Begin
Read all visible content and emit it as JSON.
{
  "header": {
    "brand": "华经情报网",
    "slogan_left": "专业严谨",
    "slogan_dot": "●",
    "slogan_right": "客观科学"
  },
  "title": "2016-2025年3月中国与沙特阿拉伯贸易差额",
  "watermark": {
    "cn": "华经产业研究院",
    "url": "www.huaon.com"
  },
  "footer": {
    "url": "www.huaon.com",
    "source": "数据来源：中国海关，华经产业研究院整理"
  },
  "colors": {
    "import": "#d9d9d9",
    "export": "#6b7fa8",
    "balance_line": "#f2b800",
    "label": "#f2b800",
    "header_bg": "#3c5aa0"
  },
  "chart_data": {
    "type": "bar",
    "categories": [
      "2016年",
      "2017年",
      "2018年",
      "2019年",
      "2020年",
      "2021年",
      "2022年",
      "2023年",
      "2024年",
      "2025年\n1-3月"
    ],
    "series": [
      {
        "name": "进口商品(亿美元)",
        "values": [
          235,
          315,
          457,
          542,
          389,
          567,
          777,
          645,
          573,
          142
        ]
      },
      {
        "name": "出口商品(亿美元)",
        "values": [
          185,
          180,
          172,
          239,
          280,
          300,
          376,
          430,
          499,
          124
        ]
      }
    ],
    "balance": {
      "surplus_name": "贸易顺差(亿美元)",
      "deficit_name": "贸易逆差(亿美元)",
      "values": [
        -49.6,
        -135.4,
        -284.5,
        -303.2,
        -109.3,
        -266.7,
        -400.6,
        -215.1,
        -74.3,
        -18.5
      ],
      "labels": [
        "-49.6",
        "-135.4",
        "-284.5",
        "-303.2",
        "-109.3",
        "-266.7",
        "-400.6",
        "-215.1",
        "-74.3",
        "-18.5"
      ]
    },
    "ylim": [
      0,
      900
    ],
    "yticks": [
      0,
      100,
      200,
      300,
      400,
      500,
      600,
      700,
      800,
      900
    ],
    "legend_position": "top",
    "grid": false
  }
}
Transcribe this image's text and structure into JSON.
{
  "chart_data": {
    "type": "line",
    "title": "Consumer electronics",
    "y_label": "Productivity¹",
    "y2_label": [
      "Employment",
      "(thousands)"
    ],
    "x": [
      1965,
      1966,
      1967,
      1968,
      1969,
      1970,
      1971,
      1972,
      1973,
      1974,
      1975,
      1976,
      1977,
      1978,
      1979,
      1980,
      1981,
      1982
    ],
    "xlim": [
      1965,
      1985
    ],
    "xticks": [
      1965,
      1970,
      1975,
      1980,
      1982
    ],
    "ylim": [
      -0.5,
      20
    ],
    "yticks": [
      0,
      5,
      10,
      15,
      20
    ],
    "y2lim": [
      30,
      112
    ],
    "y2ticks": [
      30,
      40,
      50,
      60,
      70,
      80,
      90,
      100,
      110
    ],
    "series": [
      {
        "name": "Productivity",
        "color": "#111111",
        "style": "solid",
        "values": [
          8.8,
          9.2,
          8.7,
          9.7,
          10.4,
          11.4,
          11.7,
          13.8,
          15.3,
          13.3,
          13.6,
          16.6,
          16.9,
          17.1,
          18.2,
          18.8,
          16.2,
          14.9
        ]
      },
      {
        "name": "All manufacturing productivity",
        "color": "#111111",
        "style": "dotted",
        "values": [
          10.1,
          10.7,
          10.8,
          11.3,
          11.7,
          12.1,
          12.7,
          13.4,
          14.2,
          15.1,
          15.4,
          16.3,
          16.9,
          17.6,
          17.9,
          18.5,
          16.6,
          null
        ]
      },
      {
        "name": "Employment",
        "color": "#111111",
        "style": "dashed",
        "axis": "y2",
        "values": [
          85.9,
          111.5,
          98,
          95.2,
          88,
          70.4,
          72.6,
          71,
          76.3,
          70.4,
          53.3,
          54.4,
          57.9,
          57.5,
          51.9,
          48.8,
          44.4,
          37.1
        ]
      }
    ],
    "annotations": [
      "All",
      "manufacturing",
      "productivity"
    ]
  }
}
End
INSTRUCTION: Reproduce every record, matching each line exactly.

RESULT BELOW:
Read all visible content and emit it as JSON.
{
  "header": {
    "brand": "华经情报网",
    "slogan_left": "专业严谨",
    "slogan_dot": "●",
    "slogan_right": "客观科学"
  },
  "title": "2016-2025年3月中国与沙特阿拉伯贸易差额",
  "watermark": {
    "cn": "华经产业研究院",
    "url": "www.huaon.com"
  },
  "footer": {
    "url": "www.huaon.com",
    "source": "数据来源：中国海关，华经产业研究院整理"
  },
  "colors": {
    "import": "#d9d9d9",
    "export": "#6b7fa8",
    "balance_line": "#f2b800",
    "label": "#f2b800",
    "header_bg": "#3c5aa0"
  },
  "chart_data": {
    "type": "bar",
    "categories": [
      "2016年",
      "2017年",
      "2018年",
      "2019年",
      "2020年",
      "2021年",
      "2022年",
      "2023年",
      "2024年",
      "2025年\n1-3月"
    ],
    "series": [
      {
        "name": "进口商品(亿美元)",
        "values": [
          235,
          315,
          457,
          542,
          389,
          567,
          777,
          645,
          573,
          142
        ]
      },
      {
        "name": "出口商品(亿美元)",
        "values": [
          185,
          180,
          172,
          239,
          280,
          300,
          376,
          430,
          499,
          124
        ]
      }
    ],
    "balance": {
      "surplus_name": "贸易顺差(亿美元)",
      "deficit_name": "贸易逆差(亿美元)",
      "values": [
        -49.6,
        -135.4,
        -284.5,
        -303.2,
        -109.3,
        -266.7,
        -400.6,
        -215.1,
        -74.3,
        -18.5
      ],
      "labels": [
        "-49.6",
        "-135.4",
        "-284.5",
        "-303.2",
        "-109.3",
        "-266.7",
        "-400.6",
        "-215.1",
        "-74.3",
        "-18.5"
      ]
    },
    "ylim": [
      0,
      900
    ],
    "yticks": [
      0,
      100,
      200,
      300,
      400,
      500,
      600,
      700,
      800,
      900
    ],
    "legend_position": "top",
    "grid": false
  }
}
Transcribe this image's text and structure into JSON.
{
  "chart_data": {
    "type": "line",
    "title": "Consumer electronics",
    "y_label": "Productivity¹",
    "y2_label": [
      "Employment",
      "(thousands)"
    ],
    "x": [
      1965,
      1966,
      1967,
      1968,
      1969,
      1970,
      1971,
      1972,
      1973,
      1974,
      1975,
      1976,
      1977,
      1978,
      1979,
      1980,
      1981,
      1982
    ],
    "xlim": [
      1965,
      1985
    ],
    "xticks": [
      1965,
      1970,
      1975,
      1980,
      1982
    ],
    "ylim": [
      -0.5,
      20
    ],
    "yticks": [
      0,
      5,
      10,
      15,
      20
    ],
    "y2lim": [
      30,
      112
    ],
    "y2ticks": [
      30,
      40,
      50,
      60,
      70,
      80,
      90,
      100,
      110
    ],
    "series": [
      {
        "name": "Productivity",
        "color": "#111111",
        "style": "solid",
        "values": [
          8.8,
          9.2,
          8.7,
          9.7,
          10.4,
          11.4,
          11.7,
          13.8,
          15.3,
          13.3,
          13.6,
          16.6,
          16.9,
          17.1,
          18.2,
          18.8,
          16.2,
          14.9
        ]
      },
      {
        "name": "All manufacturing productivity",
        "color": "#111111",
        "style": "dotted",
        "values": [
          10.1,
          10.7,
          10.8,
          11.3,
          11.7,
          12.1,
          12.7,
          13.4,
          14.2,
          15.1,
          15.4,
          16.3,
          16.9,
          17.6,
          17.9,
          18.5,
          16.6,
          null
        ]
      },
      {
        "name": "Employment",
        "color": "#111111",
        "style": "dashed",
        "axis": "y2",
        "values": [
          85.9,
          111.5,
          98,
          95.2,
          88,
          70.4,
          72.6,
          71,
          76.3,
          70.4,
          53.3,
          54.4,
          57.9,
          57.5,
          51.9,
          48.8,
          44.4,
          37.1
        ]
      }
    ],
    "annotations": [
      "All",
      "manufacturing",
      "productivity"
    ]
  }
}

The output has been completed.